▸ Instruction
Every line that holds the string "saving" is to be identified and copied.

▸ Records to process
----

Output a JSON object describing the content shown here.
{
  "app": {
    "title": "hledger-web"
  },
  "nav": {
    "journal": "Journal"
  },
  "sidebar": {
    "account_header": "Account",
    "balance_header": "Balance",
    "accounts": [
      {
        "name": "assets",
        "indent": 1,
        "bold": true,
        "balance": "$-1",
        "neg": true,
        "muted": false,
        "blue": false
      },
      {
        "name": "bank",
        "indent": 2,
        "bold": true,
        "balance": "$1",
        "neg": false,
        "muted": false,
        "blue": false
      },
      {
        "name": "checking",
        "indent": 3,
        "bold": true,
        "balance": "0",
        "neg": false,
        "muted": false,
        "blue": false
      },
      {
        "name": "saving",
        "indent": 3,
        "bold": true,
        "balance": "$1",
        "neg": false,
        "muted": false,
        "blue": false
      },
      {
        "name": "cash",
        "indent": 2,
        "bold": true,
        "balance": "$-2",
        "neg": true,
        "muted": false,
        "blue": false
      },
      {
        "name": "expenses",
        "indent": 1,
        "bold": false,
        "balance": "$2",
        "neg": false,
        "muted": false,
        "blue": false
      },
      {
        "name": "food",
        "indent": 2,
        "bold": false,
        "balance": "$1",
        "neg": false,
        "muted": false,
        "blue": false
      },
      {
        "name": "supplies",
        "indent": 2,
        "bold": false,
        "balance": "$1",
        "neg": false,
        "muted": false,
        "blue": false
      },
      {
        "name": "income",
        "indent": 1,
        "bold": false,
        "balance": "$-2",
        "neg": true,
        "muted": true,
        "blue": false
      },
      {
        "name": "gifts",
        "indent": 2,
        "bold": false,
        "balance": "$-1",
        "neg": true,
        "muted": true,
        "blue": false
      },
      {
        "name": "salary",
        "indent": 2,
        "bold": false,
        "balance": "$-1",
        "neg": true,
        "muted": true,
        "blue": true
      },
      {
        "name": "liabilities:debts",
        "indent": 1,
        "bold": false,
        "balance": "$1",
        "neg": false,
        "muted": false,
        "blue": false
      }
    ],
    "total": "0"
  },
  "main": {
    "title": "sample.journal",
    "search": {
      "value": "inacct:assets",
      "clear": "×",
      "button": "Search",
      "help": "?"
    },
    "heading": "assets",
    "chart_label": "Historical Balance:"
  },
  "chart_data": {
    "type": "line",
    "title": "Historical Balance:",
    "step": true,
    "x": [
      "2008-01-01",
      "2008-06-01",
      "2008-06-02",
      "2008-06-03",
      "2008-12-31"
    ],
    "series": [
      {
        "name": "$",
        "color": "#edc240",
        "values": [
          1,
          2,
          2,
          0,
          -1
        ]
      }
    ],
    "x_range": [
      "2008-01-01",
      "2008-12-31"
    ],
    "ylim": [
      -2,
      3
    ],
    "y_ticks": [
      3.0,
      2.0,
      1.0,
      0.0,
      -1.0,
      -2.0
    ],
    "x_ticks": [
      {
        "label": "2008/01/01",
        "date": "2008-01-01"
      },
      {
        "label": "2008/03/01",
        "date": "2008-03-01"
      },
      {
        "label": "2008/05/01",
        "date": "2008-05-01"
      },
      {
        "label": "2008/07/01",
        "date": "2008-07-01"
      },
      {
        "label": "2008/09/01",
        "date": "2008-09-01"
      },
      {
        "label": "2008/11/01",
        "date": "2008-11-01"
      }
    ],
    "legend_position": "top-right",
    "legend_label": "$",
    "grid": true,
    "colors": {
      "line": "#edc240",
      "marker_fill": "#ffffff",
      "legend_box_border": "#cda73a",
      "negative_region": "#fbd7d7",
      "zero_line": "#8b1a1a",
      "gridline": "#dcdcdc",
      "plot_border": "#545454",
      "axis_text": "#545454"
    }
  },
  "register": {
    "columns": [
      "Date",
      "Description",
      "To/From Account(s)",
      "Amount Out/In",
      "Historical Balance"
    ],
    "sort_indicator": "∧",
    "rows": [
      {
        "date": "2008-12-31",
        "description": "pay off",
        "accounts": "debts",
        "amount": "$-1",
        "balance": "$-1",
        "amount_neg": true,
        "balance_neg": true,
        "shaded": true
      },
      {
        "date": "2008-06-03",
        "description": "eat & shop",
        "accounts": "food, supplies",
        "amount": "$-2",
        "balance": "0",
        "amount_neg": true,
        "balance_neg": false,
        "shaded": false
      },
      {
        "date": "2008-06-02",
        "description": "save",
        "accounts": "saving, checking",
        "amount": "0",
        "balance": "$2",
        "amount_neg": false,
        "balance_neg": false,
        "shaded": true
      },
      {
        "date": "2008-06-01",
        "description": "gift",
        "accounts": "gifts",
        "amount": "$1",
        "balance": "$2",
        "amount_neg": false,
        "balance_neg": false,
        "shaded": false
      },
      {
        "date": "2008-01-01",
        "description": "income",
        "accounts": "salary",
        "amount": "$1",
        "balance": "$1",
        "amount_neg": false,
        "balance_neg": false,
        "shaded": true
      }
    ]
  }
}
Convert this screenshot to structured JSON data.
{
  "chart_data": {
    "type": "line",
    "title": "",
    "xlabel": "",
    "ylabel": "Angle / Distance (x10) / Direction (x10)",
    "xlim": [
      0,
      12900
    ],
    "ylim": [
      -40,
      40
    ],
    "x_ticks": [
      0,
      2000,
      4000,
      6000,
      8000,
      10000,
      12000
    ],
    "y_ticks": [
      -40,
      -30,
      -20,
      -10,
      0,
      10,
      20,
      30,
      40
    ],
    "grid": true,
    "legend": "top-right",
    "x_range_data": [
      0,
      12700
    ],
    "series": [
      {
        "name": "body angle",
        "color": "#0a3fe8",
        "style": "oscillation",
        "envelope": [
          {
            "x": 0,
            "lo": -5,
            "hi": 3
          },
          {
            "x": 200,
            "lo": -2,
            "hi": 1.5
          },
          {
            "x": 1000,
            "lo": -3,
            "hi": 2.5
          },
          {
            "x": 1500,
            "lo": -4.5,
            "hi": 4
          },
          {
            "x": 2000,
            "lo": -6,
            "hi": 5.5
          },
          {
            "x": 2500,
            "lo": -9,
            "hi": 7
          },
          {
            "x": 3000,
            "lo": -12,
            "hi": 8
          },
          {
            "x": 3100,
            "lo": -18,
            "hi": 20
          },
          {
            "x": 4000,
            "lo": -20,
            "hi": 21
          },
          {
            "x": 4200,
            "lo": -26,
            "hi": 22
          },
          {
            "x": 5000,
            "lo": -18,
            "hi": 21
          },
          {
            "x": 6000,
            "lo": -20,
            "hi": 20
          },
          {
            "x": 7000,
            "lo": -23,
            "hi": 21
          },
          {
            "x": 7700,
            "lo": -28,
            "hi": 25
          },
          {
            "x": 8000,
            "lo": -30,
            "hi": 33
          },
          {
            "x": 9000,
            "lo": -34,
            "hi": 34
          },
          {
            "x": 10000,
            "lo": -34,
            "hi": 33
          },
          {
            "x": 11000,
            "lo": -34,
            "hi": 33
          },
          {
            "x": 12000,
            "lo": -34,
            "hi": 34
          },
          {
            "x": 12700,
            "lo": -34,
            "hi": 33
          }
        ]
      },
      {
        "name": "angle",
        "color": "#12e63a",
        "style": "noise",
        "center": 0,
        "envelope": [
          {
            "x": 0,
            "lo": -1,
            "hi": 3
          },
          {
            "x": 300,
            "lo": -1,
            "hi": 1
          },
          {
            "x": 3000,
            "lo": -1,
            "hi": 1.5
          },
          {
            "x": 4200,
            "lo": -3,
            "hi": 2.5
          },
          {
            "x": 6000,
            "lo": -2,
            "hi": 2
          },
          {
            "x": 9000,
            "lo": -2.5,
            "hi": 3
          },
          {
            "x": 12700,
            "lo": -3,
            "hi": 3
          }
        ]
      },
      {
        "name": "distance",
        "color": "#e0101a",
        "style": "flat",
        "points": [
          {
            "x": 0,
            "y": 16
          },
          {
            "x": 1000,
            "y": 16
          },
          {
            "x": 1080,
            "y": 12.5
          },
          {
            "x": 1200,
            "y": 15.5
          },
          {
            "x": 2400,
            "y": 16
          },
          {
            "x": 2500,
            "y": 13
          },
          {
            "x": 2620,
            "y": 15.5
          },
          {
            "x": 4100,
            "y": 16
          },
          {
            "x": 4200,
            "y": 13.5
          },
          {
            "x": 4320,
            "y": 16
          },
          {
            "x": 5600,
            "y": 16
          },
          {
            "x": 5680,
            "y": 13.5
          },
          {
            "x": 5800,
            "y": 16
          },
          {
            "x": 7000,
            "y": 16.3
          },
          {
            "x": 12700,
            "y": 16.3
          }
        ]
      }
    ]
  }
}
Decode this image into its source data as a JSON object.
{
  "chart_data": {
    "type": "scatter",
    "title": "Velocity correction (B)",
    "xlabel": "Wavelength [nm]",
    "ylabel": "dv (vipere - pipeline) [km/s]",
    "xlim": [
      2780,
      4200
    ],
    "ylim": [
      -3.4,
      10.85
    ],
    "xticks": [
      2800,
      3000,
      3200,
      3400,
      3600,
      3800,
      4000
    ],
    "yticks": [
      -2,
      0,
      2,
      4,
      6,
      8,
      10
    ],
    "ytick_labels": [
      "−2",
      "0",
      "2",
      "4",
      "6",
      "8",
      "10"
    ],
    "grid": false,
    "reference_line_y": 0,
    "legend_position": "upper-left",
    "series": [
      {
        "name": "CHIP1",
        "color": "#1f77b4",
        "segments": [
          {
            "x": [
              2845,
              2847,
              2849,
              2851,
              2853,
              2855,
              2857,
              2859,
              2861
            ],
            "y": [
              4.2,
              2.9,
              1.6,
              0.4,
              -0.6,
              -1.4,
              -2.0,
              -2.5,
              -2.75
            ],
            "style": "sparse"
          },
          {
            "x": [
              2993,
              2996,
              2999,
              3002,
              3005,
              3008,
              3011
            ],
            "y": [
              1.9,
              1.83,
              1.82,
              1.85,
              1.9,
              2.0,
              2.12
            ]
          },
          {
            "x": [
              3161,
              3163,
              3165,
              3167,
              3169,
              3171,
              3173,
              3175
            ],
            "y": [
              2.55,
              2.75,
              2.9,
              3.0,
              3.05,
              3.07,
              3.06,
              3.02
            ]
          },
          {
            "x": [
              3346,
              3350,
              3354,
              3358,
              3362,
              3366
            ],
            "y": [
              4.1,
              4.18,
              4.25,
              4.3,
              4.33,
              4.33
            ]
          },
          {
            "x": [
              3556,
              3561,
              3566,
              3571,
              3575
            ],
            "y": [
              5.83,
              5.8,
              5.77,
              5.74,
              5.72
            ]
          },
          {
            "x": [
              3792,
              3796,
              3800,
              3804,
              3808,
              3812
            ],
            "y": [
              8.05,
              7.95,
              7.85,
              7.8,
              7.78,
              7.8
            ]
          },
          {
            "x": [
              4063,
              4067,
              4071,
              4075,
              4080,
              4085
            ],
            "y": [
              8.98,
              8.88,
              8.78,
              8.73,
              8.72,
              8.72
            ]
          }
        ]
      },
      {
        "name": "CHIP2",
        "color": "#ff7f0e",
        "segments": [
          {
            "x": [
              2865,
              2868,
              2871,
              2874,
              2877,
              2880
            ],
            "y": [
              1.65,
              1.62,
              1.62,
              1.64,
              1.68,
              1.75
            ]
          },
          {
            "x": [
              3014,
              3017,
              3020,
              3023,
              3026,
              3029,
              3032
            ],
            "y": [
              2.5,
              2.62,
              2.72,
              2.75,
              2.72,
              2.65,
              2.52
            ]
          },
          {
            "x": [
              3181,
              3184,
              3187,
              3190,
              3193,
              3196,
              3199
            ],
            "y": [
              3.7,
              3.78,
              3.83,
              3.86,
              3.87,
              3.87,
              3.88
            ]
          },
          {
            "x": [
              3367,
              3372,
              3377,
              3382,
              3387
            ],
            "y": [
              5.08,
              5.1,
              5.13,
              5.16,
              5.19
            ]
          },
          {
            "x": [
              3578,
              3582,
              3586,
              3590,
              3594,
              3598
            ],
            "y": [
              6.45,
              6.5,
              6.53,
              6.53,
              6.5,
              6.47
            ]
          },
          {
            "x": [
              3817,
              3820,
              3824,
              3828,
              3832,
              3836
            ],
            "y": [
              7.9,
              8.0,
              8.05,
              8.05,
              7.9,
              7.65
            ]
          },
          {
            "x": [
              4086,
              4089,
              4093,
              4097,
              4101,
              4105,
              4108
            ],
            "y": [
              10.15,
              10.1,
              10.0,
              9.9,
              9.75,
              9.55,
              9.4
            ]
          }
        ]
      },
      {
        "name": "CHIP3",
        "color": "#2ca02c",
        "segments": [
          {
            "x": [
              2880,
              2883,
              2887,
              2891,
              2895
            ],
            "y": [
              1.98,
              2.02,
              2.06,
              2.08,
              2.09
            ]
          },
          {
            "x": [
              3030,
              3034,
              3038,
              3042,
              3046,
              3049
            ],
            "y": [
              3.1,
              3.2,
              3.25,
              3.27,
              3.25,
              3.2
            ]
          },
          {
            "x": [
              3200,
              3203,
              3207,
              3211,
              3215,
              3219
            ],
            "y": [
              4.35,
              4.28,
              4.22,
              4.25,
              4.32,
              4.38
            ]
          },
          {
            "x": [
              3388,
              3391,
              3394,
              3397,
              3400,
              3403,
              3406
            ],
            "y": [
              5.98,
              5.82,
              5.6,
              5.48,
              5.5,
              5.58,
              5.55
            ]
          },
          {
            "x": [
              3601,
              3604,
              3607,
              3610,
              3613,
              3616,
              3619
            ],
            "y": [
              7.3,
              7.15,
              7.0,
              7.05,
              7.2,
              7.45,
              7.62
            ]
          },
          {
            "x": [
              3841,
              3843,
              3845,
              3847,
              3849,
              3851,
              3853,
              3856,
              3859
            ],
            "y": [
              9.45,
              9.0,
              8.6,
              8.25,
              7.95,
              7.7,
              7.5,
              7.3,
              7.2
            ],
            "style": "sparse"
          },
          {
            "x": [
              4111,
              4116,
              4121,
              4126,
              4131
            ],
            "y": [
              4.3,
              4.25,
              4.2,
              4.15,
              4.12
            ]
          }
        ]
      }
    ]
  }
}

----

▸ Correct result
        "name": "saving",
        "accounts": "saving, checking",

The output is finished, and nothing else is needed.